[start of Information provided]

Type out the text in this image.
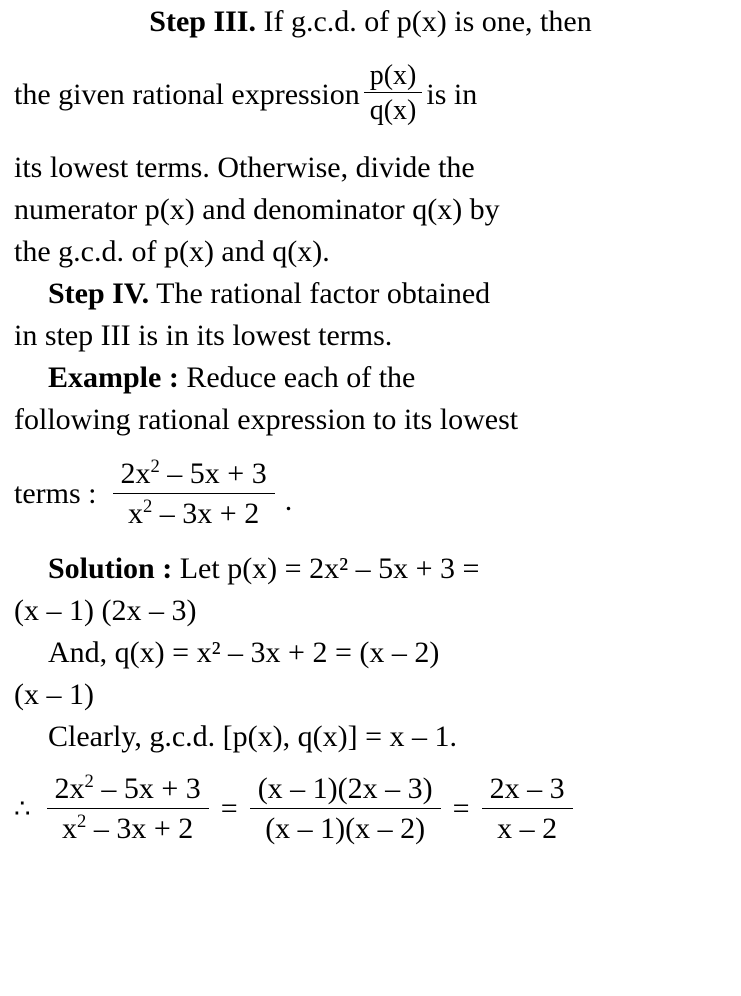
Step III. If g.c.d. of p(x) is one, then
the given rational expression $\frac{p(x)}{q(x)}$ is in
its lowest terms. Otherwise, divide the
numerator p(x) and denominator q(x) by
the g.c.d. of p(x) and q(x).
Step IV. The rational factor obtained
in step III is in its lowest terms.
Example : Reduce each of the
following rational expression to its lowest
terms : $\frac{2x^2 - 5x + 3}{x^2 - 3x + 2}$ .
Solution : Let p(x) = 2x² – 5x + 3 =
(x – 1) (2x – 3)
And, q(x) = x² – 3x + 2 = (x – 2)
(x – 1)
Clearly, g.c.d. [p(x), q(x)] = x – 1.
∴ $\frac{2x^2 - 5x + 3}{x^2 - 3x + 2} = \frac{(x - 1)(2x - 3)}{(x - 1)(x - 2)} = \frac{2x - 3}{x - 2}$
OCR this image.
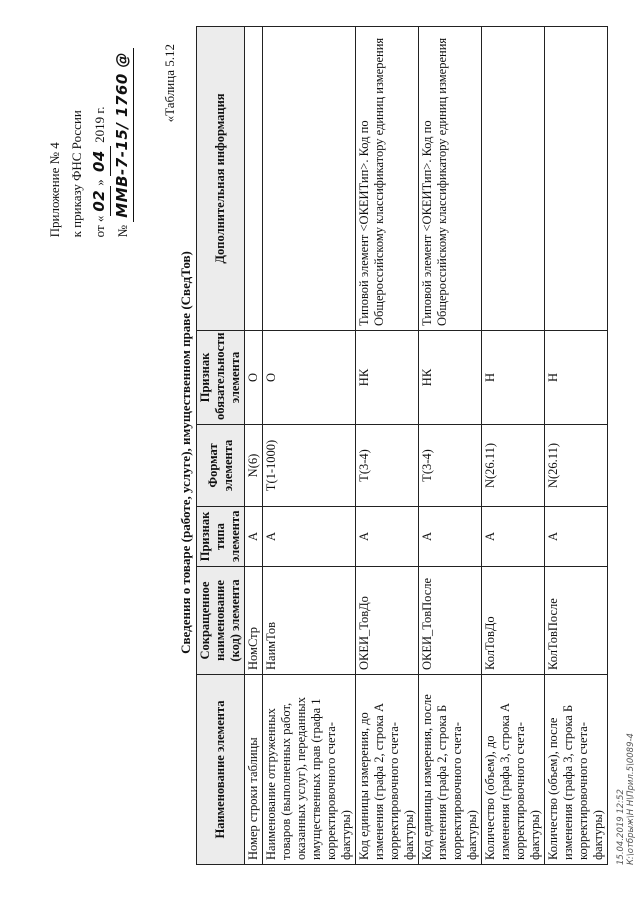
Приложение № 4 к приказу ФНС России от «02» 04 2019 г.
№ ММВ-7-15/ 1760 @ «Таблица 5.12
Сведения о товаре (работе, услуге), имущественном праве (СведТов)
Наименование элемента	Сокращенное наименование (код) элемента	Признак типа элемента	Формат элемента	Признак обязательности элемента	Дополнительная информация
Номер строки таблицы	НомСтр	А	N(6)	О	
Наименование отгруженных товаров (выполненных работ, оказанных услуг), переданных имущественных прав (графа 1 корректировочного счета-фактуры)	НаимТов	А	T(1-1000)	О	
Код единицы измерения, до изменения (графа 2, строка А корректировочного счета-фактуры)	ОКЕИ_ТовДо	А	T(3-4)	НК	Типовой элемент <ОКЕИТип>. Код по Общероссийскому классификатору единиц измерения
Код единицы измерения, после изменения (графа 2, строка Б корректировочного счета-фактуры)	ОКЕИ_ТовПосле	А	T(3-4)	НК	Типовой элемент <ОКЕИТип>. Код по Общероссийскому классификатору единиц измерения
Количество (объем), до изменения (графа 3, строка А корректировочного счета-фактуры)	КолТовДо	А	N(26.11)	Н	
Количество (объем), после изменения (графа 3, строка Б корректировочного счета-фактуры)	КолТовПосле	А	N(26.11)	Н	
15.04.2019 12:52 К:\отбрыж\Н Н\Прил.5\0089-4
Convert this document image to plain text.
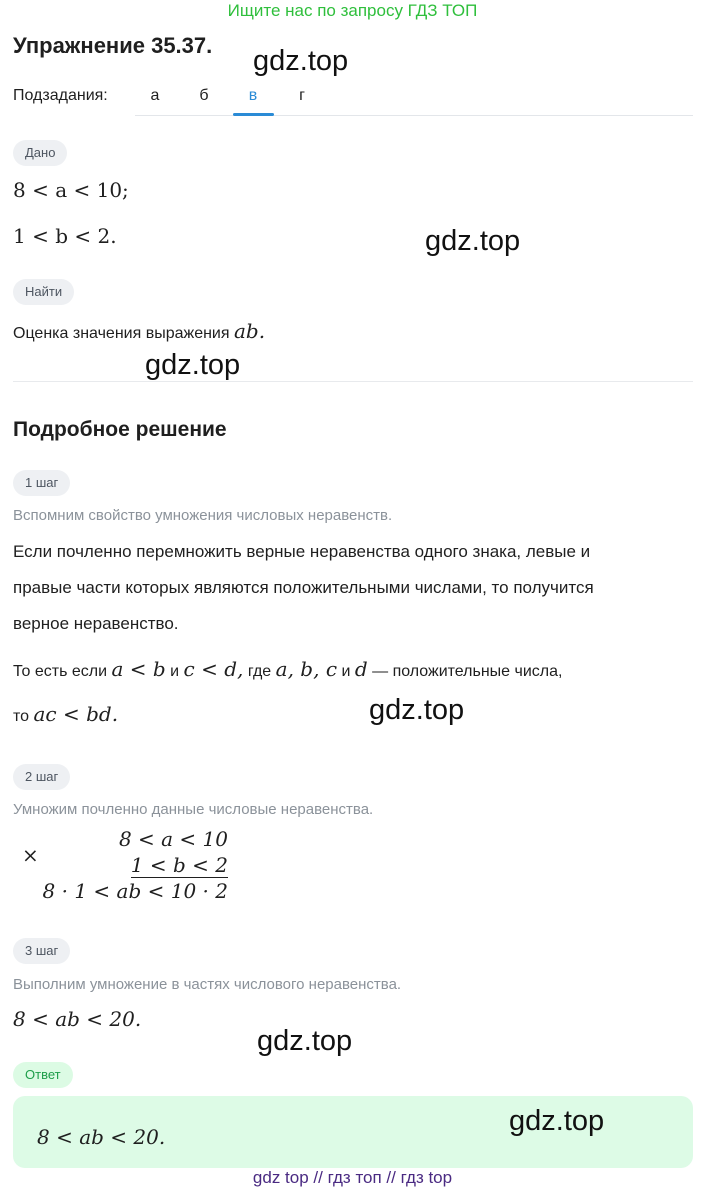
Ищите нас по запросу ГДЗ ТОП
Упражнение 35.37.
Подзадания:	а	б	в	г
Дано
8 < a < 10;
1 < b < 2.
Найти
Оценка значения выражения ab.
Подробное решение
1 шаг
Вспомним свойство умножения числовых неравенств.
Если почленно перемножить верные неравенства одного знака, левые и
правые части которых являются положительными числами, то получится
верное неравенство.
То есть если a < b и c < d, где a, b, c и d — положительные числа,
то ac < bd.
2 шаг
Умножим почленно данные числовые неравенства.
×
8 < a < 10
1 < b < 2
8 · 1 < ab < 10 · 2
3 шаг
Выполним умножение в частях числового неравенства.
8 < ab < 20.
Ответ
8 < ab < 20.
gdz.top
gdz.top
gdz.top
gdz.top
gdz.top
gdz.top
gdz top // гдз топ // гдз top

[end of Information provided]
[start of Information provided]

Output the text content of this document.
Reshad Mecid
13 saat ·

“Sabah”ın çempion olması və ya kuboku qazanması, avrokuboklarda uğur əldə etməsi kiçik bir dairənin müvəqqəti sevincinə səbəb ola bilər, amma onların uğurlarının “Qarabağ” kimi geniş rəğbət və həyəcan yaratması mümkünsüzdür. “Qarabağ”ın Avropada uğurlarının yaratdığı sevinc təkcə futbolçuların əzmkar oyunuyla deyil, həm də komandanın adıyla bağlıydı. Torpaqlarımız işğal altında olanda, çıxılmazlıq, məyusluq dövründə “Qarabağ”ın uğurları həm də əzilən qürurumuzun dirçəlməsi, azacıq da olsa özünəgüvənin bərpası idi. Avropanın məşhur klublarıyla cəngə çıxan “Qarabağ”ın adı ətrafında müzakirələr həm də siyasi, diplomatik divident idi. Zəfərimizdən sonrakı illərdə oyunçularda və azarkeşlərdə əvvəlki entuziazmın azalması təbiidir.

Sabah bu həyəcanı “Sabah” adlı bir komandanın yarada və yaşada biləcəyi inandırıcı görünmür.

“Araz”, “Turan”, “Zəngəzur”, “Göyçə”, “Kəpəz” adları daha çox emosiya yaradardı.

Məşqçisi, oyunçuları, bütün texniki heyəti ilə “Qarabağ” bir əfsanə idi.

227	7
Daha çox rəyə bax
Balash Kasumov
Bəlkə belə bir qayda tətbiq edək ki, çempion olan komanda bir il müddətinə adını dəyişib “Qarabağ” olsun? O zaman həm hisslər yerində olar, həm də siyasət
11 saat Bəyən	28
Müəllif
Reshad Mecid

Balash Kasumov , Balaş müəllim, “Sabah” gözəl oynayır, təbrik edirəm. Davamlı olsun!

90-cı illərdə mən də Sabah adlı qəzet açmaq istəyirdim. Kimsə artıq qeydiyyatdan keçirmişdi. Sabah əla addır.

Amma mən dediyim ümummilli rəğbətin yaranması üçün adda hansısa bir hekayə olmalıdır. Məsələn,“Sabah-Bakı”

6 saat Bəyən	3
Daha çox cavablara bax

[end of Information provided]
[start of Information provided]

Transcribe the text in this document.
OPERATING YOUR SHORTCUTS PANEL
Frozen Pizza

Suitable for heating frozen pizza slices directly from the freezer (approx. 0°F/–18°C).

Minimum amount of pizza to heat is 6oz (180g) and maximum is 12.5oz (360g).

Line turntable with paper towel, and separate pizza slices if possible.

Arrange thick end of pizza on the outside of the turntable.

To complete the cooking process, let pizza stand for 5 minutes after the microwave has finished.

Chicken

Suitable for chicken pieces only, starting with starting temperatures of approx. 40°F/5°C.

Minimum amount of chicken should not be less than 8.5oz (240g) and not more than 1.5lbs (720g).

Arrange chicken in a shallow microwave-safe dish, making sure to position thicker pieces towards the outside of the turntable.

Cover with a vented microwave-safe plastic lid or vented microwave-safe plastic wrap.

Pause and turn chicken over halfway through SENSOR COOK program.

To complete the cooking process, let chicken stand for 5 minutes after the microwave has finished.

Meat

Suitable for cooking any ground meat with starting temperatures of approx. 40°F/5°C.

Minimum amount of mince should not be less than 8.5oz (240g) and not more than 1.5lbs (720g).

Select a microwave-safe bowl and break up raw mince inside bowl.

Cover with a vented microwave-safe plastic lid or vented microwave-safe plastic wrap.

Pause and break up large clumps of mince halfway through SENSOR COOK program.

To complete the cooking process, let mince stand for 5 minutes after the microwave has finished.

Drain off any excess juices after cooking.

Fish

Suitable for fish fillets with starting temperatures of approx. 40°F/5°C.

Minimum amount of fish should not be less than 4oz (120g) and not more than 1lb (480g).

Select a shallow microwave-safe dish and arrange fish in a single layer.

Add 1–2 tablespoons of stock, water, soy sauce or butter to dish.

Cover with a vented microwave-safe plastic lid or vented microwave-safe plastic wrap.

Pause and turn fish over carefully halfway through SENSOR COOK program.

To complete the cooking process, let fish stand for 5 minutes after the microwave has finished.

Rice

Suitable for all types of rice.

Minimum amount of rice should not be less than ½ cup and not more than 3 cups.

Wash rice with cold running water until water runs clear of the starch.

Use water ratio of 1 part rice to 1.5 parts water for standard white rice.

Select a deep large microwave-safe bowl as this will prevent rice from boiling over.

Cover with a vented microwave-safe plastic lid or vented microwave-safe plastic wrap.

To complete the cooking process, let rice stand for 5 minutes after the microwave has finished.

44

[end of Information provided]

Your instructions
In the material above, find the lines that contain "bowl" and show them.

Response to the task
Select a microwave-safe bowl and break up raw mince inside bowl.
Select a deep large microwave-safe bowl as this will prevent rice from boiling over.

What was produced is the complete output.